[Stored data]
== == ==

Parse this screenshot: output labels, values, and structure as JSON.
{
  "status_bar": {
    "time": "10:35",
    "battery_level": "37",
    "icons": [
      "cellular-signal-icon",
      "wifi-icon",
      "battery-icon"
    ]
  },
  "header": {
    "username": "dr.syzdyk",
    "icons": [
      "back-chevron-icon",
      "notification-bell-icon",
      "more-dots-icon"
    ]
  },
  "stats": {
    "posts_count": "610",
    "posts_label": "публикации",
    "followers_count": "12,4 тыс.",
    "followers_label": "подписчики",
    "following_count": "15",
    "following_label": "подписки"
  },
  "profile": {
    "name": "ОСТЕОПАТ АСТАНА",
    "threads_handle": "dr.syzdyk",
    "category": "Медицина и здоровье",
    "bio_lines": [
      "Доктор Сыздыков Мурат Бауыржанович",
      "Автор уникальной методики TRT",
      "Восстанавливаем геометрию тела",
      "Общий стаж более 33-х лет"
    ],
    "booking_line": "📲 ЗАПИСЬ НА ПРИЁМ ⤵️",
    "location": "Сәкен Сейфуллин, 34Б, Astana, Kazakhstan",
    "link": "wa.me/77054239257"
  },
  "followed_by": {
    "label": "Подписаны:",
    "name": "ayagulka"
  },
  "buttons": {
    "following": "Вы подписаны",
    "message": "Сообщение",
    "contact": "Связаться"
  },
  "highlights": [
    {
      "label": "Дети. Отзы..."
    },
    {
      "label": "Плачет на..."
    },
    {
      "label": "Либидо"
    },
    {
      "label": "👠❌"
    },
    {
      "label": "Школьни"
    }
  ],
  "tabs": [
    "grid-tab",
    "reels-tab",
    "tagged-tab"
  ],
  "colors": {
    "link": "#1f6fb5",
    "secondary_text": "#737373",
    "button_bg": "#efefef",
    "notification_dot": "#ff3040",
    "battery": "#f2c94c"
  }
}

== == ==

▶ [TASK GOAL]
Extract each line of the listing above, copying it word for word.

▶ [ANSWER TO THE EXERCISE]
Parse this screenshot: output labels, values, and structure as JSON.
{
  "status_bar": {
    "time": "10:35",
    "battery_level": "37",
    "icons": [
      "cellular-signal-icon",
      "wifi-icon",
      "battery-icon"
    ]
  },
  "header": {
    "username": "dr.syzdyk",
    "icons": [
      "back-chevron-icon",
      "notification-bell-icon",
      "more-dots-icon"
    ]
  },
  "stats": {
    "posts_count": "610",
    "posts_label": "публикации",
    "followers_count": "12,4 тыс.",
    "followers_label": "подписчики",
    "following_count": "15",
    "following_label": "подписки"
  },
  "profile": {
    "name": "ОСТЕОПАТ АСТАНА",
    "threads_handle": "dr.syzdyk",
    "category": "Медицина и здоровье",
    "bio_lines": [
      "Доктор Сыздыков Мурат Бауыржанович",
      "Автор уникальной методики TRT",
      "Восстанавливаем геометрию тела",
      "Общий стаж более 33-х лет"
    ],
    "booking_line": "📲 ЗАПИСЬ НА ПРИЁМ ⤵️",
    "location": "Сәкен Сейфуллин, 34Б, Astana, Kazakhstan",
    "link": "wa.me/77054239257"
  },
  "followed_by": {
    "label": "Подписаны:",
    "name": "ayagulka"
  },
  "buttons": {
    "following": "Вы подписаны",
    "message": "Сообщение",
    "contact": "Связаться"
  },
  "highlights": [
    {
      "label": "Дети. Отзы..."
    },
    {
      "label": "Плачет на..."
    },
    {
      "label": "Либидо"
    },
    {
      "label": "👠❌"
    },
    {
      "label": "Школьни"
    }
  ],
  "tabs": [
    "grid-tab",
    "reels-tab",
    "tagged-tab"
  ],
  "colors": {
    "link": "#1f6fb5",
    "secondary_text": "#737373",
    "button_bg": "#efefef",
    "notification_dot": "#ff3040",
    "battery": "#f2c94c"
  }
}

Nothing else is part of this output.